## Start
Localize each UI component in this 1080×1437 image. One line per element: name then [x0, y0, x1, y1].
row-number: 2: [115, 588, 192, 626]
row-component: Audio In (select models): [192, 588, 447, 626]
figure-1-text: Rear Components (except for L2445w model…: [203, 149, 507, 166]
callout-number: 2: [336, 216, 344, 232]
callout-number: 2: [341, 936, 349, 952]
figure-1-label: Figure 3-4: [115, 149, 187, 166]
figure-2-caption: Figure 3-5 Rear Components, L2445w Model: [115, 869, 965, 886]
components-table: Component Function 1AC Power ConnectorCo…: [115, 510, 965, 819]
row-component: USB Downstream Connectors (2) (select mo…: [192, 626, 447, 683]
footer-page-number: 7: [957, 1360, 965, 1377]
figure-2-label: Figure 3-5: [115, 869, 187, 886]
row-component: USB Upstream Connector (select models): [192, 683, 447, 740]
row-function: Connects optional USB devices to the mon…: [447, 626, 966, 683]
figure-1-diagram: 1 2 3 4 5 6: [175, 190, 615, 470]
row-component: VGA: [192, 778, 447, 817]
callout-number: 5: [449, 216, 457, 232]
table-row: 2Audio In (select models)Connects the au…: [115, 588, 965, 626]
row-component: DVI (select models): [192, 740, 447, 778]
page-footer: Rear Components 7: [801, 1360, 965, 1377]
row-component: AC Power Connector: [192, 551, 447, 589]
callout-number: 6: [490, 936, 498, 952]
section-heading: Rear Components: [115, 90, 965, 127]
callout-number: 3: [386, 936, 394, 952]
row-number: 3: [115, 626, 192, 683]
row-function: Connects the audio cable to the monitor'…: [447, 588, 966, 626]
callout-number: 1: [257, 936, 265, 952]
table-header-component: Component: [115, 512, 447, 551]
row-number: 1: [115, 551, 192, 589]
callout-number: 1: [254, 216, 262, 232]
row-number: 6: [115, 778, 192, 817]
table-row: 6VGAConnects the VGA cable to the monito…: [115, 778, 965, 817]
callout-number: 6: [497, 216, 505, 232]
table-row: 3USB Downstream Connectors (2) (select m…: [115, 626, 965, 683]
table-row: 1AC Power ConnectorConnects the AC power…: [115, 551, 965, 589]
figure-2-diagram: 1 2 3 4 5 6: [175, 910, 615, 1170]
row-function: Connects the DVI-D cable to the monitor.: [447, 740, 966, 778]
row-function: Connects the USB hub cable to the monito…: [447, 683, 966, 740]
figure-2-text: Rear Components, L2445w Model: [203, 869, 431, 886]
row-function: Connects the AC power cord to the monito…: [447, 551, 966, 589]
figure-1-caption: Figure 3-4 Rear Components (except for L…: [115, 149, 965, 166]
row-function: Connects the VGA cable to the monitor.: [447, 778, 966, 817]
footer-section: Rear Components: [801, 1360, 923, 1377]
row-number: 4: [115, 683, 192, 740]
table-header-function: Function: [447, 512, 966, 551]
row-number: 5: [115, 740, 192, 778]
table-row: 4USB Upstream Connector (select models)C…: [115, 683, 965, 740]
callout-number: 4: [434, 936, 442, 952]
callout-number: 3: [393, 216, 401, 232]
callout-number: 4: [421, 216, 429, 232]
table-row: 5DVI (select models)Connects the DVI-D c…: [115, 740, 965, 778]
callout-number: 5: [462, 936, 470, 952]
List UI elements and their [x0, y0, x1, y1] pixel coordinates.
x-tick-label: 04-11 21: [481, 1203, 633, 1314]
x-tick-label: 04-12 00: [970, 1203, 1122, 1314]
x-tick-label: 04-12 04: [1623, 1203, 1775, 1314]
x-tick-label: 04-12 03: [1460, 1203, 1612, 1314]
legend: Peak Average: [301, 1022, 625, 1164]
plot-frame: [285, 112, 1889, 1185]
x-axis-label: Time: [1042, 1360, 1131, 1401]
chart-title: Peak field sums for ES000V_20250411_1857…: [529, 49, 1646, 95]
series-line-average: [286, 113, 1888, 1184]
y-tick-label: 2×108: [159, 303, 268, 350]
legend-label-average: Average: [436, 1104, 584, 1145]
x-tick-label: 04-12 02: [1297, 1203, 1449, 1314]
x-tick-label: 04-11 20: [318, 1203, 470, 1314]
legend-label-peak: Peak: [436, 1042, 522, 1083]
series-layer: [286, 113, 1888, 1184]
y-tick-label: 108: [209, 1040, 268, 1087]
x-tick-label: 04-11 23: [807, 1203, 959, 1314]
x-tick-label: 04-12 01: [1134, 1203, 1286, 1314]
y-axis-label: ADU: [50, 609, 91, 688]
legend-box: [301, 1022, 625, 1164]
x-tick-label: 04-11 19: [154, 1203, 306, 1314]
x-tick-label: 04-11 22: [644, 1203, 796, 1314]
## End
Return all of the lines above verbatim, in their original order.

Localize each UI component in this 1080×1437 image. One line per element: name then [x0, y0, x1, y1].
row-number: 2: [115, 588, 192, 626]
row-component: Audio In (select models): [192, 588, 447, 626]
figure-1-text: Rear Components (except for L2445w model…: [203, 149, 507, 166]
callout-number: 2: [336, 216, 344, 232]
callout-number: 2: [341, 936, 349, 952]
figure-1-label: Figure 3-4: [115, 149, 187, 166]
figure-2-caption: Figure 3-5 Rear Components, L2445w Model: [115, 869, 965, 886]
components-table: Component Function 1AC Power ConnectorCo…: [115, 510, 965, 819]
row-component: USB Downstream Connectors (2) (select mo…: [192, 626, 447, 683]
footer-page-number: 7: [957, 1360, 965, 1377]
figure-2-label: Figure 3-5: [115, 869, 187, 886]
row-component: USB Upstream Connector (select models): [192, 683, 447, 740]
row-function: Connects optional USB devices to the mon…: [447, 626, 966, 683]
figure-1-diagram: 1 2 3 4 5 6: [175, 190, 615, 470]
row-component: VGA: [192, 778, 447, 817]
callout-number: 5: [449, 216, 457, 232]
table-row: 2Audio In (select models)Connects the au…: [115, 588, 965, 626]
row-component: DVI (select models): [192, 740, 447, 778]
page-footer: Rear Components 7: [801, 1360, 965, 1377]
row-component: AC Power Connector: [192, 551, 447, 589]
callout-number: 6: [490, 936, 498, 952]
section-heading: Rear Components: [115, 90, 965, 127]
callout-number: 3: [386, 936, 394, 952]
row-number: 3: [115, 626, 192, 683]
row-function: Connects the audio cable to the monitor'…: [447, 588, 966, 626]
callout-number: 1: [257, 936, 265, 952]
table-header-component: Component: [115, 512, 447, 551]
row-number: 1: [115, 551, 192, 589]
callout-number: 1: [254, 216, 262, 232]
row-number: 6: [115, 778, 192, 817]
table-row: 6VGAConnects the VGA cable to the monito…: [115, 778, 965, 817]
callout-number: 6: [497, 216, 505, 232]
table-row: 3USB Downstream Connectors (2) (select m…: [115, 626, 965, 683]
table-row: 1AC Power ConnectorConnects the AC power…: [115, 551, 965, 589]
figure-2-diagram: 1 2 3 4 5 6: [175, 910, 615, 1170]
row-function: Connects the DVI-D cable to the monitor.: [447, 740, 966, 778]
row-function: Connects the USB hub cable to the monito…: [447, 683, 966, 740]
figure-2-text: Rear Components, L2445w Model: [203, 869, 431, 886]
row-function: Connects the AC power cord to the monito…: [447, 551, 966, 589]
figure-1-caption: Figure 3-4 Rear Components (except for L…: [115, 149, 965, 166]
row-function: Connects the VGA cable to the monitor.: [447, 778, 966, 817]
footer-section: Rear Components: [801, 1360, 923, 1377]
row-number: 4: [115, 683, 192, 740]
table-header-function: Function: [447, 512, 966, 551]
row-number: 5: [115, 740, 192, 778]
table-row: 4USB Upstream Connector (select models)C…: [115, 683, 965, 740]
callout-number: 4: [434, 936, 442, 952]
callout-number: 3: [393, 216, 401, 232]
callout-number: 4: [421, 216, 429, 232]
table-row: 5DVI (select models)Connects the DVI-D c…: [115, 740, 965, 778]
callout-number: 5: [462, 936, 470, 952]
List UI elements and their [x0, y0, x1, y1] pixel coordinates.
x-tick-label: 04-11 21: [481, 1203, 633, 1314]
x-tick-label: 04-12 00: [970, 1203, 1122, 1314]
x-tick-label: 04-12 04: [1623, 1203, 1775, 1314]
x-tick-label: 04-12 03: [1460, 1203, 1612, 1314]
legend: Peak Average: [301, 1022, 625, 1164]
plot-frame: [285, 112, 1889, 1185]
x-axis-label: Time: [1042, 1360, 1131, 1401]
chart-title: Peak field sums for ES000V_20250411_1857…: [529, 49, 1646, 95]
series-line-average: [286, 113, 1888, 1184]
y-tick-label: 2×108: [159, 303, 268, 350]
legend-label-average: Average: [436, 1104, 584, 1145]
x-tick-label: 04-12 02: [1297, 1203, 1449, 1314]
x-tick-label: 04-11 20: [318, 1203, 470, 1314]
legend-label-peak: Peak: [436, 1042, 522, 1083]
series-layer: [286, 113, 1888, 1184]
y-tick-label: 108: [209, 1040, 268, 1087]
x-tick-label: 04-11 23: [807, 1203, 959, 1314]
x-tick-label: 04-12 01: [1134, 1203, 1286, 1314]
y-axis-label: ADU: [50, 609, 91, 688]
legend-box: [301, 1022, 625, 1164]
x-tick-label: 04-11 19: [154, 1203, 306, 1314]
x-tick-label: 04-11 22: [644, 1203, 796, 1314]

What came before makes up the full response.